**Written exercise**. No images are to be carried over; print all other material exactly as it stands.

▼

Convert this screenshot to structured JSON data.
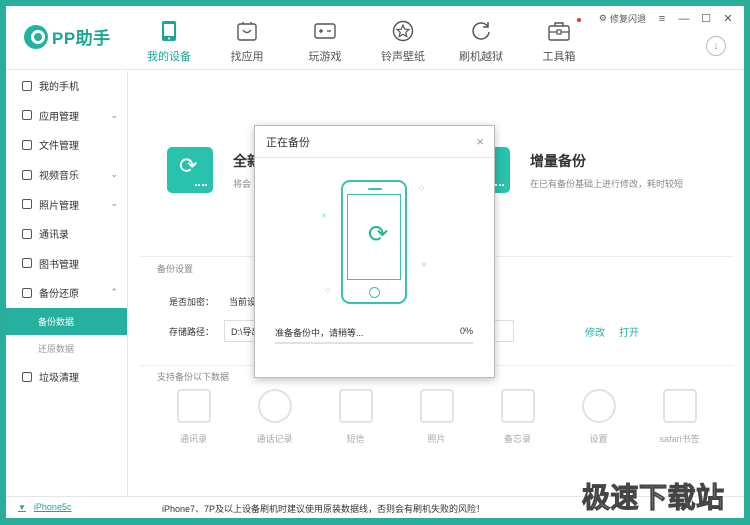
{
  "app": {
    "name": "PP助手"
  },
  "top_nav": [
    {
      "label": "我的设备",
      "icon": "phone-icon",
      "active": true
    },
    {
      "label": "找应用",
      "icon": "app-store-icon",
      "active": false
    },
    {
      "label": "玩游戏",
      "icon": "gamepad-icon",
      "active": false
    },
    {
      "label": "铃声壁纸",
      "icon": "star-icon",
      "active": false
    },
    {
      "label": "刷机越狱",
      "icon": "refresh-icon",
      "active": false
    },
    {
      "label": "工具箱",
      "icon": "toolbox-icon",
      "active": false,
      "badge_dot": true
    }
  ],
  "window_controls": {
    "repair_label": "修复闪退",
    "minimize": "—",
    "maximize": "☐",
    "close": "✕",
    "menu": "≡"
  },
  "sidebar": {
    "items": [
      {
        "label": "我的手机",
        "chevron": false
      },
      {
        "label": "应用管理",
        "chevron": true
      },
      {
        "label": "文件管理",
        "chevron": false
      },
      {
        "label": "视频音乐",
        "chevron": true
      },
      {
        "label": "照片管理",
        "chevron": true
      },
      {
        "label": "通讯录",
        "chevron": false
      },
      {
        "label": "图书管理",
        "chevron": false
      },
      {
        "label": "备份还原",
        "chevron": true
      }
    ],
    "sub_items": [
      {
        "label": "备份数据",
        "active": true
      },
      {
        "label": "还原数据",
        "active": false
      }
    ],
    "last_item": {
      "label": "垃圾清理"
    }
  },
  "main": {
    "full_backup": {
      "title": "全新",
      "desc": "将会"
    },
    "incremental_backup": {
      "title": "增量备份",
      "desc": "在已有备份基础上进行修改，耗时较短"
    },
    "settings_title": "备份设置",
    "encrypt_label": "是否加密：",
    "encrypt_value": "当前设",
    "path_label": "存储路径：",
    "path_value": "D:\\导出",
    "modify_link": "修改",
    "open_link": "打开",
    "supported_title": "支持备份以下数据",
    "data_types": [
      "通讯录",
      "通话记录",
      "短信",
      "照片",
      "备忘录",
      "设置",
      "safari书签"
    ]
  },
  "dialog": {
    "title": "正在备份",
    "close": "×",
    "status_text": "准备备份中，请稍等...",
    "percent_text": "0%",
    "progress": 0
  },
  "statusbar": {
    "device": "iPhone5c",
    "notice": "iPhone7、7P及以上设备刷机时建议使用原装数据线，否则会有刷机失败的风险！"
  },
  "watermark": "极速下载站",
  "colors": {
    "accent": "#25b09f",
    "frame": "#2aae9b"
  }
}
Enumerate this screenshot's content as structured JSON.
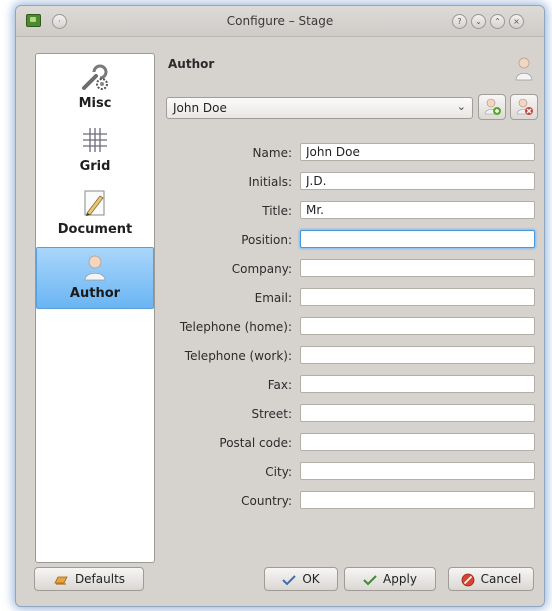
{
  "window": {
    "title": "Configure – Stage"
  },
  "sidebar": {
    "items": [
      {
        "label": "Misc",
        "icon": "wrench-gear-icon"
      },
      {
        "label": "Grid",
        "icon": "grid-icon"
      },
      {
        "label": "Document",
        "icon": "pen-document-icon"
      },
      {
        "label": "Author",
        "icon": "person-icon",
        "selected": true
      }
    ]
  },
  "section": {
    "title": "Author"
  },
  "profile": {
    "selected": "John Doe"
  },
  "form": {
    "fields": [
      {
        "label": "Name:",
        "value": "John Doe"
      },
      {
        "label": "Initials:",
        "value": "J.D."
      },
      {
        "label": "Title:",
        "value": "Mr."
      },
      {
        "label": "Position:",
        "value": ""
      },
      {
        "label": "Company:",
        "value": ""
      },
      {
        "label": "Email:",
        "value": ""
      },
      {
        "label": "Telephone (home):",
        "value": ""
      },
      {
        "label": "Telephone (work):",
        "value": ""
      },
      {
        "label": "Fax:",
        "value": ""
      },
      {
        "label": "Street:",
        "value": ""
      },
      {
        "label": "Postal code:",
        "value": ""
      },
      {
        "label": "City:",
        "value": ""
      },
      {
        "label": "Country:",
        "value": ""
      }
    ]
  },
  "buttons": {
    "defaults": "Defaults",
    "ok": "OK",
    "apply": "Apply",
    "cancel": "Cancel"
  },
  "colors": {
    "selection": "#6ab5f3",
    "focus": "#4a97db"
  }
}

▲

**Result of this exercise**.
Convert this screenshot to structured JSON data.
{
  "app": {
    "name": "PP助手"
  },
  "top_nav": [
    {
      "label": "我的设备",
      "icon": "phone-icon",
      "active": true
    },
    {
      "label": "找应用",
      "icon": "app-store-icon",
      "active": false
    },
    {
      "label": "玩游戏",
      "icon": "gamepad-icon",
      "active": false
    },
    {
      "label": "铃声壁纸",
      "icon": "star-icon",
      "active": false
    },
    {
      "label": "刷机越狱",
      "icon": "refresh-icon",
      "active": false
    },
    {
      "label": "工具箱",
      "icon": "toolbox-icon",
      "active": false,
      "badge_dot": true
    }
  ],
  "window_controls": {
    "repair_label": "修复闪退",
    "minimize": "—",
    "maximize": "☐",
    "close": "✕",
    "menu": "≡"
  },
  "sidebar": {
    "items": [
      {
        "label": "我的手机",
        "chevron": false
      },
      {
        "label": "应用管理",
        "chevron": true
      },
      {
        "label": "文件管理",
        "chevron": false
      },
      {
        "label": "视频音乐",
        "chevron": true
      },
      {
        "label": "照片管理",
        "chevron": true
      },
      {
        "label": "通讯录",
        "chevron": false
      },
      {
        "label": "图书管理",
        "chevron": false
      },
      {
        "label": "备份还原",
        "chevron": true
      }
    ],
    "sub_items": [
      {
        "label": "备份数据",
        "active": true
      },
      {
        "label": "还原数据",
        "active": false
      }
    ],
    "last_item": {
      "label": "垃圾清理"
    }
  },
  "main": {
    "full_backup": {
      "title": "全新",
      "desc": "将会"
    },
    "incremental_backup": {
      "title": "增量备份",
      "desc": "在已有备份基础上进行修改，耗时较短"
    },
    "settings_title": "备份设置",
    "encrypt_label": "是否加密：",
    "encrypt_value": "当前设",
    "path_label": "存储路径：",
    "path_value": "D:\\导出",
    "modify_link": "修改",
    "open_link": "打开",
    "supported_title": "支持备份以下数据",
    "data_types": [
      "通讯录",
      "通话记录",
      "短信",
      "照片",
      "备忘录",
      "设置",
      "safari书签"
    ]
  },
  "dialog": {
    "title": "正在备份",
    "close": "×",
    "status_text": "准备备份中，请稍等...",
    "percent_text": "0%",
    "progress": 0
  },
  "statusbar": {
    "device": "iPhone5c",
    "notice": "iPhone7、7P及以上设备刷机时建议使用原装数据线，否则会有刷机失败的风险！"
  },
  "watermark": "极速下载站",
  "colors": {
    "accent": "#25b09f",
    "frame": "#2aae9b"
  }
}
Enumerate this screenshot's content as structured JSON.
{
  "window": {
    "title": "Configure – Stage"
  },
  "sidebar": {
    "items": [
      {
        "label": "Misc",
        "icon": "wrench-gear-icon"
      },
      {
        "label": "Grid",
        "icon": "grid-icon"
      },
      {
        "label": "Document",
        "icon": "pen-document-icon"
      },
      {
        "label": "Author",
        "icon": "person-icon",
        "selected": true
      }
    ]
  },
  "section": {
    "title": "Author"
  },
  "profile": {
    "selected": "John Doe"
  },
  "form": {
    "fields": [
      {
        "label": "Name:",
        "value": "John Doe"
      },
      {
        "label": "Initials:",
        "value": "J.D."
      },
      {
        "label": "Title:",
        "value": "Mr."
      },
      {
        "label": "Position:",
        "value": ""
      },
      {
        "label": "Company:",
        "value": ""
      },
      {
        "label": "Email:",
        "value": ""
      },
      {
        "label": "Telephone (home):",
        "value": ""
      },
      {
        "label": "Telephone (work):",
        "value": ""
      },
      {
        "label": "Fax:",
        "value": ""
      },
      {
        "label": "Street:",
        "value": ""
      },
      {
        "label": "Postal code:",
        "value": ""
      },
      {
        "label": "City:",
        "value": ""
      },
      {
        "label": "Country:",
        "value": ""
      }
    ]
  },
  "buttons": {
    "defaults": "Defaults",
    "ok": "OK",
    "apply": "Apply",
    "cancel": "Cancel"
  },
  "colors": {
    "selection": "#6ab5f3",
    "focus": "#4a97db"
  }
}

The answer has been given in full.